— START OF Data for this task —
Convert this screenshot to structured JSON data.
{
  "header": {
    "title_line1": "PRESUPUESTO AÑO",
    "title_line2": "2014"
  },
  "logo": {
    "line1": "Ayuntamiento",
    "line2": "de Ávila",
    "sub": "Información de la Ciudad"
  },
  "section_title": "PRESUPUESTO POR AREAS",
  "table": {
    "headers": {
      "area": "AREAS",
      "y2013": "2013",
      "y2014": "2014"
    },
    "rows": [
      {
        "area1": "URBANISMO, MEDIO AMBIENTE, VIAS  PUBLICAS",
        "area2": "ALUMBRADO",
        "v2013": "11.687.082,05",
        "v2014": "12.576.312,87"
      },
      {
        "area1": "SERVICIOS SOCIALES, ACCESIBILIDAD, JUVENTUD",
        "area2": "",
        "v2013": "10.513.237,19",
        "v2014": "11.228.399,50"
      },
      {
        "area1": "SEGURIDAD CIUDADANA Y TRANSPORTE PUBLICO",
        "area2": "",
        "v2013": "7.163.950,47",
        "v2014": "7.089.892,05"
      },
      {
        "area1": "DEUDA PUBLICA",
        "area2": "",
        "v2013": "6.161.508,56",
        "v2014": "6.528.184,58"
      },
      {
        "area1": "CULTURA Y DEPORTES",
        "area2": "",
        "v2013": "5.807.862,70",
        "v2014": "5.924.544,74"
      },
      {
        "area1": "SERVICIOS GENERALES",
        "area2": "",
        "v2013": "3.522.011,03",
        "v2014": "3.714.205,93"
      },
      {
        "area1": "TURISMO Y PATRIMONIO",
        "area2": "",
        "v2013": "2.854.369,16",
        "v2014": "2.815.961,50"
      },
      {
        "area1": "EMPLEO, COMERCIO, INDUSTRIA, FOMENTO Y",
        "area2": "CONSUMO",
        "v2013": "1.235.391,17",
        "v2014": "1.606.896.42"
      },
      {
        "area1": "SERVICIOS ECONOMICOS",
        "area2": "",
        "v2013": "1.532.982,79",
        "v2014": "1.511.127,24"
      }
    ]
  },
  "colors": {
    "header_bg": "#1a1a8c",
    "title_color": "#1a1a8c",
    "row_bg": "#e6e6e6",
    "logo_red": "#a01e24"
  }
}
— END OF Data for this task —
Instruction:
Transcribe every line of the data, exactly as it stands.

Response:
Convert this screenshot to structured JSON data.
{
  "header": {
    "title_line1": "PRESUPUESTO AÑO",
    "title_line2": "2014"
  },
  "logo": {
    "line1": "Ayuntamiento",
    "line2": "de Ávila",
    "sub": "Información de la Ciudad"
  },
  "section_title": "PRESUPUESTO POR AREAS",
  "table": {
    "headers": {
      "area": "AREAS",
      "y2013": "2013",
      "y2014": "2014"
    },
    "rows": [
      {
        "area1": "URBANISMO, MEDIO AMBIENTE, VIAS  PUBLICAS",
        "area2": "ALUMBRADO",
        "v2013": "11.687.082,05",
        "v2014": "12.576.312,87"
      },
      {
        "area1": "SERVICIOS SOCIALES, ACCESIBILIDAD, JUVENTUD",
        "area2": "",
        "v2013": "10.513.237,19",
        "v2014": "11.228.399,50"
      },
      {
        "area1": "SEGURIDAD CIUDADANA Y TRANSPORTE PUBLICO",
        "area2": "",
        "v2013": "7.163.950,47",
        "v2014": "7.089.892,05"
      },
      {
        "area1": "DEUDA PUBLICA",
        "area2": "",
        "v2013": "6.161.508,56",
        "v2014": "6.528.184,58"
      },
      {
        "area1": "CULTURA Y DEPORTES",
        "area2": "",
        "v2013": "5.807.862,70",
        "v2014": "5.924.544,74"
      },
      {
        "area1": "SERVICIOS GENERALES",
        "area2": "",
        "v2013": "3.522.011,03",
        "v2014": "3.714.205,93"
      },
      {
        "area1": "TURISMO Y PATRIMONIO",
        "area2": "",
        "v2013": "2.854.369,16",
        "v2014": "2.815.961,50"
      },
      {
        "area1": "EMPLEO, COMERCIO, INDUSTRIA, FOMENTO Y",
        "area2": "CONSUMO",
        "v2013": "1.235.391,17",
        "v2014": "1.606.896.42"
      },
      {
        "area1": "SERVICIOS ECONOMICOS",
        "area2": "",
        "v2013": "1.532.982,79",
        "v2014": "1.511.127,24"
      }
    ]
  },
  "colors": {
    "header_bg": "#1a1a8c",
    "title_color": "#1a1a8c",
    "row_bg": "#e6e6e6",
    "logo_red": "#a01e24"
  }
}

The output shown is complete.